## PROBLEM DESCRIPTION
All lines featuring the string "first" are to be listed.

Saved entries:
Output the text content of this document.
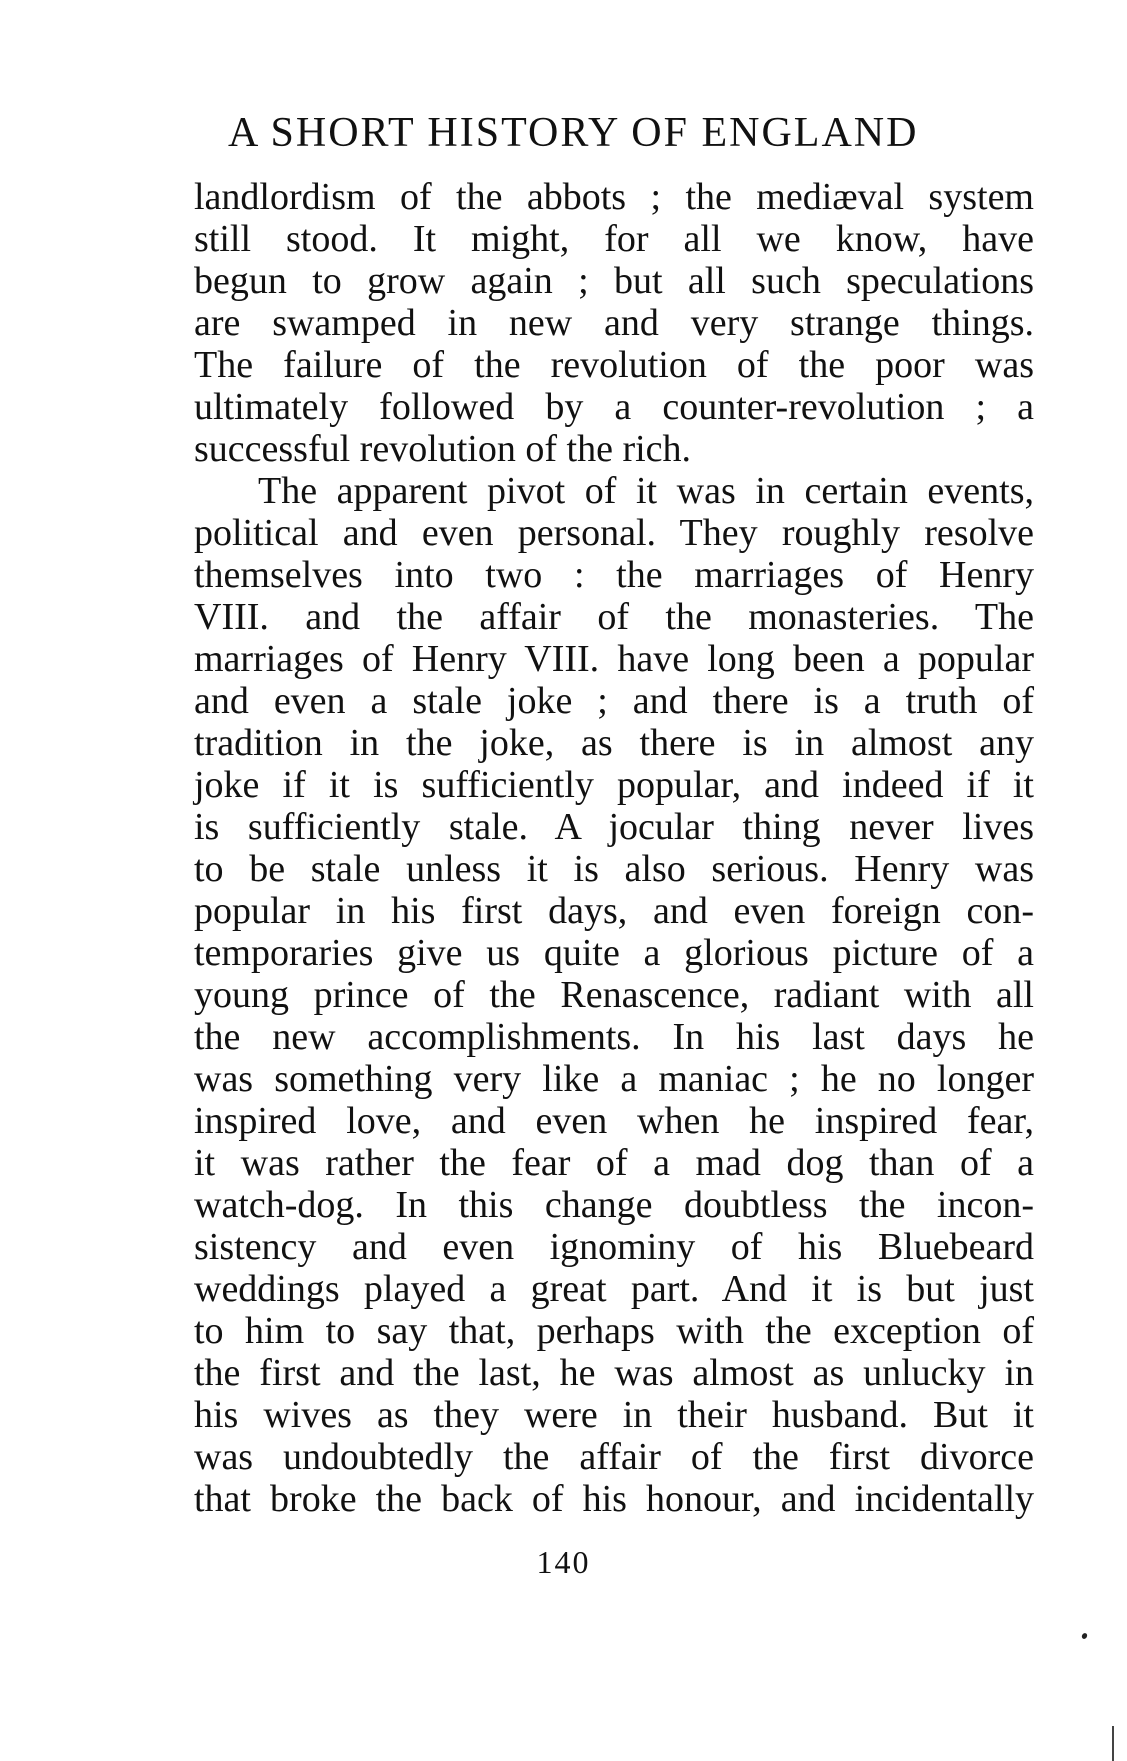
A SHORT HISTORY OF ENGLAND
landlordism of the abbots ; the mediæval system
still stood. It might, for all we know, have
begun to grow again ; but all such speculations
are swamped in new and very strange things.
The failure of the revolution of the poor was
ultimately followed by a counter-revolution ; a
successful revolution of the rich.
The apparent pivot of it was in certain events,
political and even personal. They roughly resolve
themselves into two : the marriages of Henry
VIII. and the affair of the monasteries. The
marriages of Henry VIII. have long been a popular
and even a stale joke ; and there is a truth of
tradition in the joke, as there is in almost any
joke if it is sufficiently popular, and indeed if it
is sufficiently stale. A jocular thing never lives
to be stale unless it is also serious. Henry was
popular in his first days, and even foreign con-
temporaries give us quite a glorious picture of a
young prince of the Renascence, radiant with all
the new accomplishments. In his last days he
was something very like a maniac ; he no longer
inspired love, and even when he inspired fear,
it was rather the fear of a mad dog than of a
watch-dog. In this change doubtless the incon-
sistency and even ignominy of his Bluebeard
weddings played a great part. And it is but just
to him to say that, perhaps with the exception of
the first and the last, he was almost as unlucky in
his wives as they were in their husband. But it
was undoubtedly the affair of the first divorce
that broke the back of his honour, and incidentally
140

## FINAL ANSWER
popular in his first days, and even foreign con-
the first and the last, he was almost as unlucky in
was undoubtedly the affair of the first divorce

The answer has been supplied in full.